*SHORT EXERCISE*: Copy each line that contains the word "Values".

↓↓↓

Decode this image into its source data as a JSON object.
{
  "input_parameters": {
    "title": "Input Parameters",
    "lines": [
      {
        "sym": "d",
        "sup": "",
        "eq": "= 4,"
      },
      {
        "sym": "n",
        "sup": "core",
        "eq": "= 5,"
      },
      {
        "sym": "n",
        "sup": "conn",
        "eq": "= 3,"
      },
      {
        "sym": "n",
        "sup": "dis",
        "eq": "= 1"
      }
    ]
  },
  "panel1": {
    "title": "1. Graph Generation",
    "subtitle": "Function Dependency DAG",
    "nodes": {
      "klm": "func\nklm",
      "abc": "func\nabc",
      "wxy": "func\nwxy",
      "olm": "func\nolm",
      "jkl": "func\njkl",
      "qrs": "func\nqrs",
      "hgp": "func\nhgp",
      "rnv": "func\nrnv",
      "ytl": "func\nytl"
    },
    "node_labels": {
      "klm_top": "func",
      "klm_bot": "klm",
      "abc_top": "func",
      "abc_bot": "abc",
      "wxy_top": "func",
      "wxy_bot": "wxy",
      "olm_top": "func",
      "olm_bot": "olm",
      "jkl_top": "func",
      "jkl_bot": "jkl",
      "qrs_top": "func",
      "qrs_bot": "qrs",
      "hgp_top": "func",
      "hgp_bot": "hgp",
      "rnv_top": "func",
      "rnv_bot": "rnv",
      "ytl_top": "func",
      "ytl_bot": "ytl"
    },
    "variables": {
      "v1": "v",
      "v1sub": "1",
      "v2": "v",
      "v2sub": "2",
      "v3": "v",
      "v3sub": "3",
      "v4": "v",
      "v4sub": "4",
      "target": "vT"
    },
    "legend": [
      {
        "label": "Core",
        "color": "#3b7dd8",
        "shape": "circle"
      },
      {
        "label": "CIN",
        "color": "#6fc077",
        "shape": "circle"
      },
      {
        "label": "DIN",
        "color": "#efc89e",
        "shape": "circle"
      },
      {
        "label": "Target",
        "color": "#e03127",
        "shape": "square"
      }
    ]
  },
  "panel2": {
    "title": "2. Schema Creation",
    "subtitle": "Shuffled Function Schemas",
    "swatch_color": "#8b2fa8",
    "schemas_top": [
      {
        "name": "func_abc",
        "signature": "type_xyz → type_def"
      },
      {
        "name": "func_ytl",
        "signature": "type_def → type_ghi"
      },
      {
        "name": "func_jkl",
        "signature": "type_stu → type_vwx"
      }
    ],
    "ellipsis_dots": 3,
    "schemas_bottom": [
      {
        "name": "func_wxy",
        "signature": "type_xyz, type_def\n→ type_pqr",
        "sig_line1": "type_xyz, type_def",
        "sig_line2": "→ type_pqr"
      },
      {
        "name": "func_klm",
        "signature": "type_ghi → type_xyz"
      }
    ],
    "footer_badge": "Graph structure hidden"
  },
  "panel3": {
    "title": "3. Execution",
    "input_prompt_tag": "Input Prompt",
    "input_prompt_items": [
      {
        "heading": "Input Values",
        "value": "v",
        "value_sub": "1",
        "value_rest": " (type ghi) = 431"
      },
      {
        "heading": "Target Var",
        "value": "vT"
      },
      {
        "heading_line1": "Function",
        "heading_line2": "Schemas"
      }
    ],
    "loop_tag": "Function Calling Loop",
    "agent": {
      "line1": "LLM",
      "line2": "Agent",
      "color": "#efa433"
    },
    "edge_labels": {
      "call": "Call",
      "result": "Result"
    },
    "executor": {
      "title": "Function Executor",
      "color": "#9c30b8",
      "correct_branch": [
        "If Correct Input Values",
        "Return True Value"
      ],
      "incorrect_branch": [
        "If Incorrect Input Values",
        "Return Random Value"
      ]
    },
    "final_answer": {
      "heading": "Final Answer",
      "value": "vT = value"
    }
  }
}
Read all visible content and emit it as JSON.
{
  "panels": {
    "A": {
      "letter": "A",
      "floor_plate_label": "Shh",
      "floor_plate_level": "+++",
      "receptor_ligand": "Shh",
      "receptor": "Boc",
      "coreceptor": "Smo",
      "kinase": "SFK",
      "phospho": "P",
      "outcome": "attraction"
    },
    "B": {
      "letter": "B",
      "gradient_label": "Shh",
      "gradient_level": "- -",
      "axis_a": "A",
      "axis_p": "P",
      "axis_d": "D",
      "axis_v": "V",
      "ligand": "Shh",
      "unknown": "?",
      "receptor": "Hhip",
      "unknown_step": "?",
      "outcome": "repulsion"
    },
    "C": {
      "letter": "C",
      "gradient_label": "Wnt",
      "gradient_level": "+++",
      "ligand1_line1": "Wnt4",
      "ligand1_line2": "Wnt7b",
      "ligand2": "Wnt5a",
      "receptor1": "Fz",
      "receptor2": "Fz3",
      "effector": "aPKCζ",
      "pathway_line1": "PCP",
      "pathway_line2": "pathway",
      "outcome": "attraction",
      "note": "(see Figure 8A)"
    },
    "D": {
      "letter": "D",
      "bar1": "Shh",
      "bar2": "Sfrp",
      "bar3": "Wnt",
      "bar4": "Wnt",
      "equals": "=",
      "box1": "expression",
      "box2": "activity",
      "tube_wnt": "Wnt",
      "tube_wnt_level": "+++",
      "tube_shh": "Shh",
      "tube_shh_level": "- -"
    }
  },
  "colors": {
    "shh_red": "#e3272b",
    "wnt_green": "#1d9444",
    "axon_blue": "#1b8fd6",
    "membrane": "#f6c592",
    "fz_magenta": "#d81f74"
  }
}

↑↑↑

*EXERCISE RESULT*:
        "heading": "Input Values",
        "If Correct Input Values",
        "If Incorrect Input Values",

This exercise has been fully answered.